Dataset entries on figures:

## START

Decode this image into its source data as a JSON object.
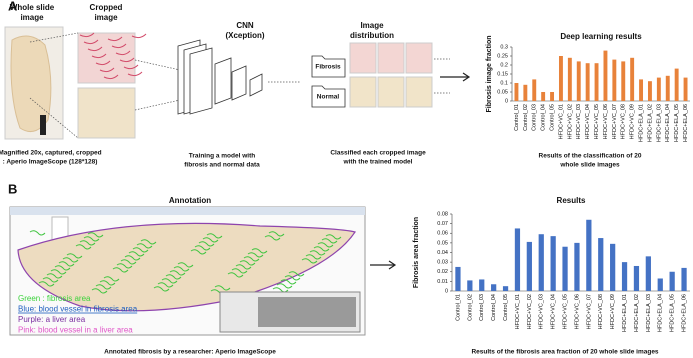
{
  "panel_a": {
    "label": "A",
    "whole_slide": [
      "Whole slide",
      "image"
    ],
    "cropped": [
      "Cropped",
      "image"
    ],
    "cnn": [
      "CNN",
      "(Xception)"
    ],
    "distribution": [
      "Image",
      "distribution"
    ],
    "folders": [
      "Fibrosis",
      "Normal"
    ],
    "captions": {
      "crop": [
        "Magnified 20x, captured, cropped",
        ": Aperio ImageScope (128*128)"
      ],
      "train": [
        "Training a model with",
        "fibrosis and normal data"
      ],
      "classify": [
        "Classified each cropped image",
        "with the trained model"
      ],
      "results": [
        "Results of the classification of 20",
        "whole slide images"
      ]
    }
  },
  "panel_b": {
    "label": "B",
    "annotation": "Annotation",
    "legend": [
      "Green : fibrosis area",
      "Blue: blood vessel in fibrosis area",
      "Purple: a liver area",
      "Pink: blood vessel in a liver area"
    ],
    "caption_left": "Annotated fibrosis by a researcher: Aperio ImageScope",
    "caption_right": "Results of the fibrosis area fraction of 20 whole slide images"
  },
  "chart_data": [
    {
      "type": "bar",
      "title": "Deep learning results",
      "y_label": "Fibrosis image fraction",
      "categories": [
        "Control_01",
        "Control_02",
        "Control_03",
        "Control_04",
        "Control_05",
        "HFDC+VC_01",
        "HFDC+VC_02",
        "HFDC+VC_03",
        "HFDC+VC_04",
        "HFDC+VC_05",
        "HFDC+VC_06",
        "HFDC+VC_07",
        "HFDC+VC_08",
        "HFDC+VC_09",
        "HFDC+ELA_01",
        "HFDC+ELA_02",
        "HFDC+ELA_03",
        "HFDC+ELA_04",
        "HFDC+ELA_05",
        "HFDC+ELA_06"
      ],
      "values": [
        0.1,
        0.09,
        0.12,
        0.05,
        0.05,
        0.25,
        0.24,
        0.22,
        0.21,
        0.21,
        0.28,
        0.23,
        0.22,
        0.24,
        0.12,
        0.11,
        0.13,
        0.14,
        0.18,
        0.13
      ],
      "color": "#e8823a",
      "ylim": [
        0,
        0.3
      ],
      "yticks": [
        0,
        0.05,
        0.1,
        0.15,
        0.2,
        0.25,
        0.3
      ],
      "grid": false
    },
    {
      "type": "bar",
      "title": "Results",
      "y_label": "Fibrosis area fraction",
      "categories": [
        "Control_01",
        "Control_02",
        "Control_03",
        "Control_04",
        "Control_05",
        "HFDC+VC_01",
        "HFDC+VC_02",
        "HFDC+VC_03",
        "HFDC+VC_04",
        "HFDC+VC_05",
        "HFDC+VC_06",
        "HFDC+VC_07",
        "HFDC+VC_08",
        "HFDC+VC_09",
        "HFDC+ELA_01",
        "HFDC+ELA_02",
        "HFDC+ELA_03",
        "HFDC+ELA_04",
        "HFDC+ELA_05",
        "HFDC+ELA_06"
      ],
      "values": [
        0.025,
        0.011,
        0.012,
        0.007,
        0.005,
        0.065,
        0.051,
        0.059,
        0.057,
        0.046,
        0.05,
        0.074,
        0.055,
        0.049,
        0.03,
        0.026,
        0.036,
        0.013,
        0.02,
        0.024
      ],
      "color": "#4472c4",
      "ylim": [
        0,
        0.08
      ],
      "yticks": [
        0,
        0.01,
        0.02,
        0.03,
        0.04,
        0.05,
        0.06,
        0.07,
        0.08
      ],
      "grid": false
    }
  ]
}
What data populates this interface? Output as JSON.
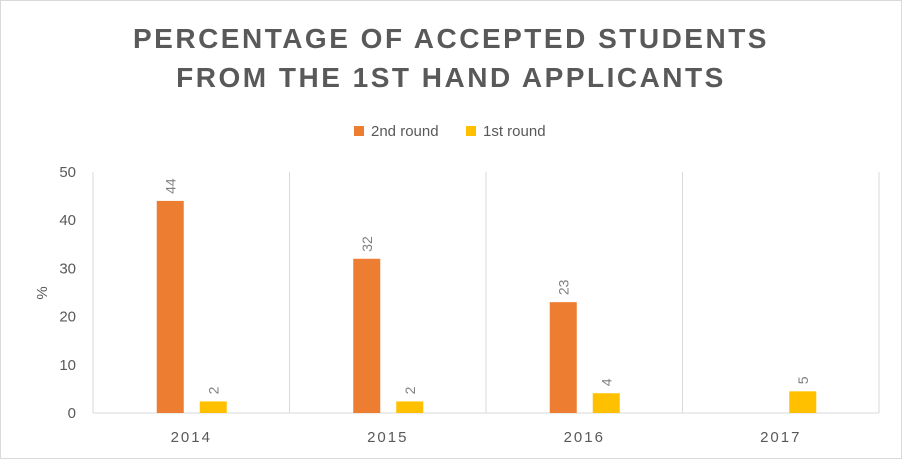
{
  "chart_data": {
    "type": "bar",
    "title_lines": [
      "PERCENTAGE OF ACCEPTED STUDENTS",
      "FROM THE 1ST HAND APPLICANTS"
    ],
    "xlabel": "",
    "ylabel": "%",
    "ylim": [
      0,
      50
    ],
    "yticks": [
      0,
      10,
      20,
      30,
      40,
      50
    ],
    "categories": [
      "2014",
      "2015",
      "2016",
      "2017"
    ],
    "series": [
      {
        "name": "2nd round",
        "color": "#ED7D31",
        "values": [
          44,
          32,
          23,
          null
        ],
        "labels": [
          "44",
          "32",
          "23",
          ""
        ]
      },
      {
        "name": "1st round",
        "color": "#FFC000",
        "values": [
          2.4,
          2.4,
          4.1,
          4.5
        ],
        "labels": [
          "2",
          "2",
          "4",
          "5"
        ]
      }
    ],
    "legend_position": "top",
    "grid": "vertical category separators",
    "data_labels": true
  }
}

## END

WHAT TO PRODUCE: Repeat each entry exactly as given; no pictures belong in the copy.

SOLVED EXERCISE:
Decode this image into its source data as a JSON object.
{
  "panel_a": {
    "label": "A",
    "whole_slide": [
      "Whole slide",
      "image"
    ],
    "cropped": [
      "Cropped",
      "image"
    ],
    "cnn": [
      "CNN",
      "(Xception)"
    ],
    "distribution": [
      "Image",
      "distribution"
    ],
    "folders": [
      "Fibrosis",
      "Normal"
    ],
    "captions": {
      "crop": [
        "Magnified 20x, captured, cropped",
        ": Aperio ImageScope (128*128)"
      ],
      "train": [
        "Training a model with",
        "fibrosis and normal data"
      ],
      "classify": [
        "Classified each cropped image",
        "with the trained model"
      ],
      "results": [
        "Results of the classification of 20",
        "whole slide images"
      ]
    }
  },
  "panel_b": {
    "label": "B",
    "annotation": "Annotation",
    "legend": [
      "Green : fibrosis area",
      "Blue: blood vessel in fibrosis area",
      "Purple: a liver area",
      "Pink: blood vessel in a liver area"
    ],
    "caption_left": "Annotated fibrosis by a researcher: Aperio ImageScope",
    "caption_right": "Results of the fibrosis area fraction of 20 whole slide images"
  },
  "chart_data": [
    {
      "type": "bar",
      "title": "Deep learning results",
      "y_label": "Fibrosis image fraction",
      "categories": [
        "Control_01",
        "Control_02",
        "Control_03",
        "Control_04",
        "Control_05",
        "HFDC+VC_01",
        "HFDC+VC_02",
        "HFDC+VC_03",
        "HFDC+VC_04",
        "HFDC+VC_05",
        "HFDC+VC_06",
        "HFDC+VC_07",
        "HFDC+VC_08",
        "HFDC+VC_09",
        "HFDC+ELA_01",
        "HFDC+ELA_02",
        "HFDC+ELA_03",
        "HFDC+ELA_04",
        "HFDC+ELA_05",
        "HFDC+ELA_06"
      ],
      "values": [
        0.1,
        0.09,
        0.12,
        0.05,
        0.05,
        0.25,
        0.24,
        0.22,
        0.21,
        0.21,
        0.28,
        0.23,
        0.22,
        0.24,
        0.12,
        0.11,
        0.13,
        0.14,
        0.18,
        0.13
      ],
      "color": "#e8823a",
      "ylim": [
        0,
        0.3
      ],
      "yticks": [
        0,
        0.05,
        0.1,
        0.15,
        0.2,
        0.25,
        0.3
      ],
      "grid": false
    },
    {
      "type": "bar",
      "title": "Results",
      "y_label": "Fibrosis area fraction",
      "categories": [
        "Control_01",
        "Control_02",
        "Control_03",
        "Control_04",
        "Control_05",
        "HFDC+VC_01",
        "HFDC+VC_02",
        "HFDC+VC_03",
        "HFDC+VC_04",
        "HFDC+VC_05",
        "HFDC+VC_06",
        "HFDC+VC_07",
        "HFDC+VC_08",
        "HFDC+VC_09",
        "HFDC+ELA_01",
        "HFDC+ELA_02",
        "HFDC+ELA_03",
        "HFDC+ELA_04",
        "HFDC+ELA_05",
        "HFDC+ELA_06"
      ],
      "values": [
        0.025,
        0.011,
        0.012,
        0.007,
        0.005,
        0.065,
        0.051,
        0.059,
        0.057,
        0.046,
        0.05,
        0.074,
        0.055,
        0.049,
        0.03,
        0.026,
        0.036,
        0.013,
        0.02,
        0.024
      ],
      "color": "#4472c4",
      "ylim": [
        0,
        0.08
      ],
      "yticks": [
        0,
        0.01,
        0.02,
        0.03,
        0.04,
        0.05,
        0.06,
        0.07,
        0.08
      ],
      "grid": false
    }
  ]
}
What data populates this interface? Output as JSON.
{
  "chart_data": {
    "type": "bar",
    "title_lines": [
      "PERCENTAGE OF ACCEPTED STUDENTS",
      "FROM THE 1ST HAND APPLICANTS"
    ],
    "xlabel": "",
    "ylabel": "%",
    "ylim": [
      0,
      50
    ],
    "yticks": [
      0,
      10,
      20,
      30,
      40,
      50
    ],
    "categories": [
      "2014",
      "2015",
      "2016",
      "2017"
    ],
    "series": [
      {
        "name": "2nd round",
        "color": "#ED7D31",
        "values": [
          44,
          32,
          23,
          null
        ],
        "labels": [
          "44",
          "32",
          "23",
          ""
        ]
      },
      {
        "name": "1st round",
        "color": "#FFC000",
        "values": [
          2.4,
          2.4,
          4.1,
          4.5
        ],
        "labels": [
          "2",
          "2",
          "4",
          "5"
        ]
      }
    ],
    "legend_position": "top",
    "grid": "vertical category separators",
    "data_labels": true
  }
}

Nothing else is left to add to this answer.